**Written instruction**
Give back the full material, exactly as it reads.

**Working data**
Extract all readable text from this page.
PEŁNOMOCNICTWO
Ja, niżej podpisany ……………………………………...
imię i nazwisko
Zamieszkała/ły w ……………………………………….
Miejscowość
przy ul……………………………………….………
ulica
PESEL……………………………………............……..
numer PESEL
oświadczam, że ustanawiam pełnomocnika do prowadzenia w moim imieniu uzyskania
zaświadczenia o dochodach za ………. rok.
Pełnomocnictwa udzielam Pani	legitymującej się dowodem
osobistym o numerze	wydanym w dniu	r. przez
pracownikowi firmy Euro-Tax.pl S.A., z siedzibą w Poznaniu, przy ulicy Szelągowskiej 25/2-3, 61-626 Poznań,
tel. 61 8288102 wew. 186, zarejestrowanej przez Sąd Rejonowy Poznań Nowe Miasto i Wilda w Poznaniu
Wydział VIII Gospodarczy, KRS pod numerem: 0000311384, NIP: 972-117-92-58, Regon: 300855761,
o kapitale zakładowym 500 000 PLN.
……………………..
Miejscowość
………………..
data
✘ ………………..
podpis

**Reply**
Extract all readable text from this page.
PEŁNOMOCNICTWO
Ja, niżej podpisany ……………………………………...
imię i nazwisko
Zamieszkała/ły w ……………………………………….
Miejscowość
przy ul……………………………………….………
ulica
PESEL……………………………………............……..
numer PESEL
oświadczam, że ustanawiam pełnomocnika do prowadzenia w moim imieniu uzyskania
zaświadczenia o dochodach za ………. rok.
Pełnomocnictwa udzielam Pani	legitymującej się dowodem
osobistym o numerze	wydanym w dniu	r. przez
pracownikowi firmy Euro-Tax.pl S.A., z siedzibą w Poznaniu, przy ulicy Szelągowskiej 25/2-3, 61-626 Poznań,
tel. 61 8288102 wew. 186, zarejestrowanej przez Sąd Rejonowy Poznań Nowe Miasto i Wilda w Poznaniu
Wydział VIII Gospodarczy, KRS pod numerem: 0000311384, NIP: 972-117-92-58, Regon: 300855761,
o kapitale zakładowym 500 000 PLN.
……………………..
Miejscowość
………………..
data
✘ ………………..
podpis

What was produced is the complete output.